##### DATASET CONTENT #####

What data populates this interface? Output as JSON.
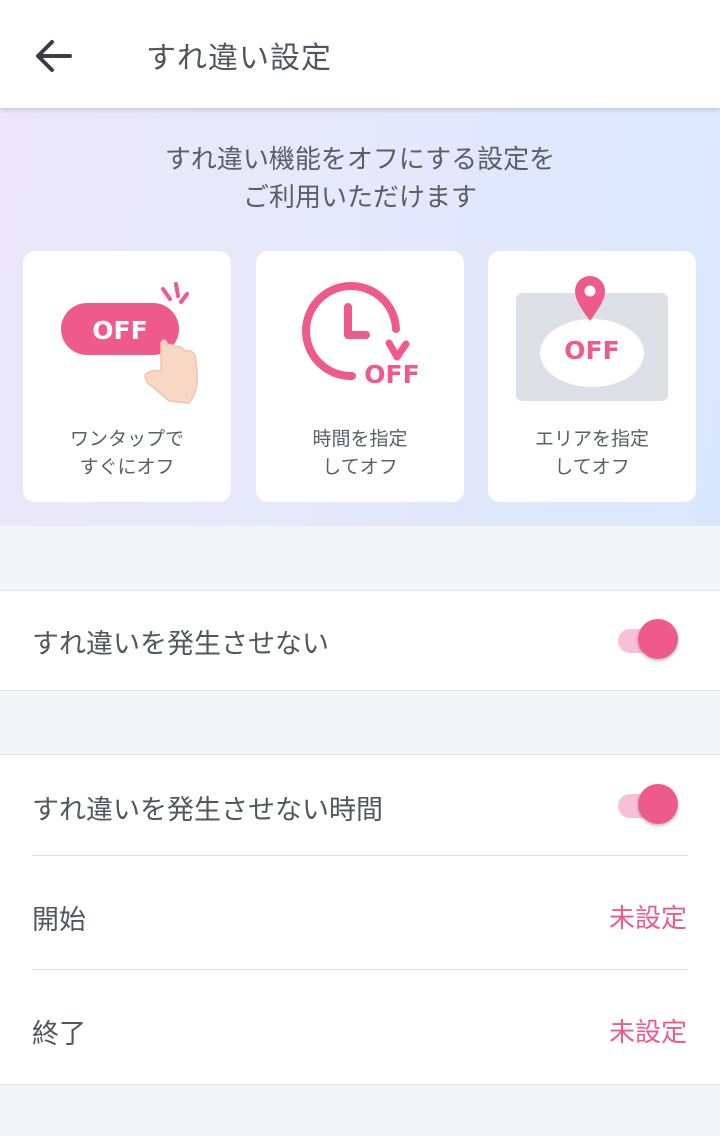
{
  "header": {
    "title": "すれ違い設定"
  },
  "hero": {
    "line1": "すれ違い機能をオフにする設定を",
    "line2": "ご利用いただけます",
    "cards": [
      {
        "line1": "ワンタップで",
        "line2": "すぐにオフ",
        "badge": "OFF",
        "icon": "tap-toggle-off-icon"
      },
      {
        "line1": "時間を指定",
        "line2": "してオフ",
        "badge": "OFF",
        "icon": "clock-off-icon"
      },
      {
        "line1": "エリアを指定",
        "line2": "してオフ",
        "badge": "OFF",
        "icon": "map-pin-off-icon"
      }
    ]
  },
  "settings": {
    "disable_passby": {
      "label": "すれ違いを発生させない",
      "enabled": true
    },
    "disable_time": {
      "label": "すれ違いを発生させない時間",
      "enabled": true
    },
    "start": {
      "label": "開始",
      "value": "未設定"
    },
    "end": {
      "label": "終了",
      "value": "未設定"
    }
  },
  "colors": {
    "accent": "#ee5a8c",
    "accent_light": "#f7c1d5"
  }
}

#####

WHAT THIS TASK INVOLVES: The records above must be printed exactly; the pictures stay out.

CORRECT OUTPUT:
What data populates this interface? Output as JSON.
{
  "header": {
    "title": "すれ違い設定"
  },
  "hero": {
    "line1": "すれ違い機能をオフにする設定を",
    "line2": "ご利用いただけます",
    "cards": [
      {
        "line1": "ワンタップで",
        "line2": "すぐにオフ",
        "badge": "OFF",
        "icon": "tap-toggle-off-icon"
      },
      {
        "line1": "時間を指定",
        "line2": "してオフ",
        "badge": "OFF",
        "icon": "clock-off-icon"
      },
      {
        "line1": "エリアを指定",
        "line2": "してオフ",
        "badge": "OFF",
        "icon": "map-pin-off-icon"
      }
    ]
  },
  "settings": {
    "disable_passby": {
      "label": "すれ違いを発生させない",
      "enabled": true
    },
    "disable_time": {
      "label": "すれ違いを発生させない時間",
      "enabled": true
    },
    "start": {
      "label": "開始",
      "value": "未設定"
    },
    "end": {
      "label": "終了",
      "value": "未設定"
    }
  },
  "colors": {
    "accent": "#ee5a8c",
    "accent_light": "#f7c1d5"
  }
}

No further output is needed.